[Figure data in JSON]
####################
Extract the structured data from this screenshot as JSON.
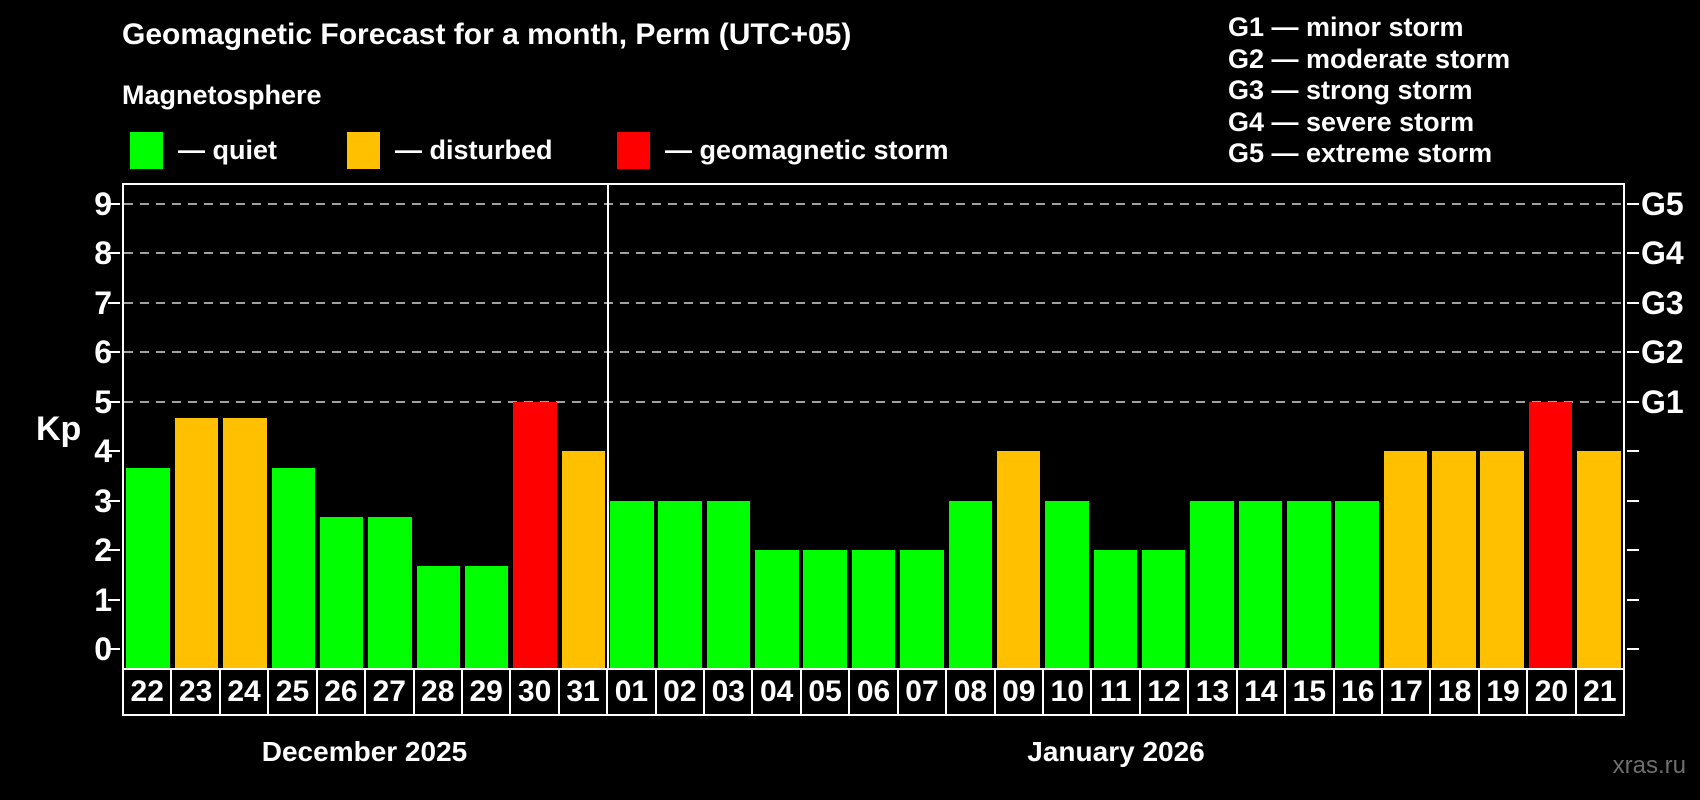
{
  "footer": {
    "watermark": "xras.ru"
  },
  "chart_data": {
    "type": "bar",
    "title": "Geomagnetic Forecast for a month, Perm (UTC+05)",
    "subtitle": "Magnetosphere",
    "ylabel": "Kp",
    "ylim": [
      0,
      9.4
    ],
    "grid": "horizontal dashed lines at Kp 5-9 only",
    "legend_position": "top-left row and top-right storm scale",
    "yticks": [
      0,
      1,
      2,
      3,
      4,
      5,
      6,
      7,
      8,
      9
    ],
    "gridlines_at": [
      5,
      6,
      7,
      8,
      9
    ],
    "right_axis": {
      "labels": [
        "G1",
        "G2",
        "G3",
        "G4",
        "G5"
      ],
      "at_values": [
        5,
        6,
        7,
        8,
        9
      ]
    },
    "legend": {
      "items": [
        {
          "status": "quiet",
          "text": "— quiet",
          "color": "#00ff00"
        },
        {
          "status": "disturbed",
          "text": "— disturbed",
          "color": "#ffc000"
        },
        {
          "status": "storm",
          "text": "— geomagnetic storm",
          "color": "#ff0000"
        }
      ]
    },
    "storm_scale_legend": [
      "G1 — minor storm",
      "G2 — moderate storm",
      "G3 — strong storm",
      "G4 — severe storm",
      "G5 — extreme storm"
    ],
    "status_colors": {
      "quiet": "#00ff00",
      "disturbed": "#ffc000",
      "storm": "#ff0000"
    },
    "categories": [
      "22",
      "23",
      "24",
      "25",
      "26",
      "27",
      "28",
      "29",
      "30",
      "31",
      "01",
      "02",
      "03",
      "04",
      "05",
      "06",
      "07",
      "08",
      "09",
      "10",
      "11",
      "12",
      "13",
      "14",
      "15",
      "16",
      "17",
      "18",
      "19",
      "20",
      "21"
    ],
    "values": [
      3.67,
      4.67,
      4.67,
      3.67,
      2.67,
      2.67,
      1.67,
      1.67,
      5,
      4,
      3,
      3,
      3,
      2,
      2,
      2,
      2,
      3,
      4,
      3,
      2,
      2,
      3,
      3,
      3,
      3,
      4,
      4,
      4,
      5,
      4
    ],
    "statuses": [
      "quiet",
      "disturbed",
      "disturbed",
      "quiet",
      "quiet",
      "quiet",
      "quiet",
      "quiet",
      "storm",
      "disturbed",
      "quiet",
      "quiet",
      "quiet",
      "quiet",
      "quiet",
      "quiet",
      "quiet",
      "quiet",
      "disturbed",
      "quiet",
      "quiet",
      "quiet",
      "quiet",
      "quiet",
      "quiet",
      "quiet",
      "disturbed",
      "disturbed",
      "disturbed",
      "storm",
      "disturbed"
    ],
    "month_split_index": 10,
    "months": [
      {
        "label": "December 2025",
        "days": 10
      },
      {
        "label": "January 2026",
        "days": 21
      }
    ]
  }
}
####################
• _Required work_
Set the entries down again exactly. Do not include the images.

• _Answer to the exercise_
Extract the structured data from this screenshot as JSON.
{
  "footer": {
    "watermark": "xras.ru"
  },
  "chart_data": {
    "type": "bar",
    "title": "Geomagnetic Forecast for a month, Perm (UTC+05)",
    "subtitle": "Magnetosphere",
    "ylabel": "Kp",
    "ylim": [
      0,
      9.4
    ],
    "grid": "horizontal dashed lines at Kp 5-9 only",
    "legend_position": "top-left row and top-right storm scale",
    "yticks": [
      0,
      1,
      2,
      3,
      4,
      5,
      6,
      7,
      8,
      9
    ],
    "gridlines_at": [
      5,
      6,
      7,
      8,
      9
    ],
    "right_axis": {
      "labels": [
        "G1",
        "G2",
        "G3",
        "G4",
        "G5"
      ],
      "at_values": [
        5,
        6,
        7,
        8,
        9
      ]
    },
    "legend": {
      "items": [
        {
          "status": "quiet",
          "text": "— quiet",
          "color": "#00ff00"
        },
        {
          "status": "disturbed",
          "text": "— disturbed",
          "color": "#ffc000"
        },
        {
          "status": "storm",
          "text": "— geomagnetic storm",
          "color": "#ff0000"
        }
      ]
    },
    "storm_scale_legend": [
      "G1 — minor storm",
      "G2 — moderate storm",
      "G3 — strong storm",
      "G4 — severe storm",
      "G5 — extreme storm"
    ],
    "status_colors": {
      "quiet": "#00ff00",
      "disturbed": "#ffc000",
      "storm": "#ff0000"
    },
    "categories": [
      "22",
      "23",
      "24",
      "25",
      "26",
      "27",
      "28",
      "29",
      "30",
      "31",
      "01",
      "02",
      "03",
      "04",
      "05",
      "06",
      "07",
      "08",
      "09",
      "10",
      "11",
      "12",
      "13",
      "14",
      "15",
      "16",
      "17",
      "18",
      "19",
      "20",
      "21"
    ],
    "values": [
      3.67,
      4.67,
      4.67,
      3.67,
      2.67,
      2.67,
      1.67,
      1.67,
      5,
      4,
      3,
      3,
      3,
      2,
      2,
      2,
      2,
      3,
      4,
      3,
      2,
      2,
      3,
      3,
      3,
      3,
      4,
      4,
      4,
      5,
      4
    ],
    "statuses": [
      "quiet",
      "disturbed",
      "disturbed",
      "quiet",
      "quiet",
      "quiet",
      "quiet",
      "quiet",
      "storm",
      "disturbed",
      "quiet",
      "quiet",
      "quiet",
      "quiet",
      "quiet",
      "quiet",
      "quiet",
      "quiet",
      "disturbed",
      "quiet",
      "quiet",
      "quiet",
      "quiet",
      "quiet",
      "quiet",
      "quiet",
      "disturbed",
      "disturbed",
      "disturbed",
      "storm",
      "disturbed"
    ],
    "month_split_index": 10,
    "months": [
      {
        "label": "December 2025",
        "days": 10
      },
      {
        "label": "January 2026",
        "days": 21
      }
    ]
  }
}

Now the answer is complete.